Exercise task. Scan the records below. List lines holding "monto".

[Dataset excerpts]
◆ ◆ ◆

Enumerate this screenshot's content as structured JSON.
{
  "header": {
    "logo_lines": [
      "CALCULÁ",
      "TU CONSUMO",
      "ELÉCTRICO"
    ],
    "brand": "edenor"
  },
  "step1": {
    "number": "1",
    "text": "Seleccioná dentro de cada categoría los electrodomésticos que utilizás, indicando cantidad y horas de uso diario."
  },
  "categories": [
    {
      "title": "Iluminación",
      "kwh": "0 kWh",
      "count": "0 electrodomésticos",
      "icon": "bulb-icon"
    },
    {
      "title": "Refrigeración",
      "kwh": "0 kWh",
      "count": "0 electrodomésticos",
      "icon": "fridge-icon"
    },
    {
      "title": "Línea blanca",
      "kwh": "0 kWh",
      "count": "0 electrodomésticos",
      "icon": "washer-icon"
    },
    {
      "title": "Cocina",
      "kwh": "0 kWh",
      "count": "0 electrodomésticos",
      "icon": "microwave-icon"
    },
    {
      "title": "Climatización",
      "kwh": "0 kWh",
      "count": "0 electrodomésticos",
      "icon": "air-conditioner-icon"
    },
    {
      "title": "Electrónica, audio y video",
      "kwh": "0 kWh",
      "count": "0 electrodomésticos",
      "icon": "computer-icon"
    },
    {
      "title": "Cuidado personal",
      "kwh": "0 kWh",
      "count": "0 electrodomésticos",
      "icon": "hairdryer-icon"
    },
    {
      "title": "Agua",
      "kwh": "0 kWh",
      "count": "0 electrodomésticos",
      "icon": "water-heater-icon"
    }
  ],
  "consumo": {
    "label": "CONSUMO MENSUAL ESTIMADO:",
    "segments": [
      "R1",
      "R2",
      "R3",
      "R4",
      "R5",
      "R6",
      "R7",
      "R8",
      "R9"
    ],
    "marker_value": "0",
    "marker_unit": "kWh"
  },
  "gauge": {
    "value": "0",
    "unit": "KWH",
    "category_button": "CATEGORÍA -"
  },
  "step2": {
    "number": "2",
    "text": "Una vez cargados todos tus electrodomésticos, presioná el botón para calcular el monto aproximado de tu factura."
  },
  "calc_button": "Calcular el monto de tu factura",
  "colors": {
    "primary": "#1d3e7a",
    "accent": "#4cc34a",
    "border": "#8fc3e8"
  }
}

◆ ◆ ◆

Exercise answer.
    "text": "Una vez cargados todos tus electrodomésticos, presioná el botón para calcular el monto aproximado de tu factura."
  "calc_button": "Calcular el monto de tu factura",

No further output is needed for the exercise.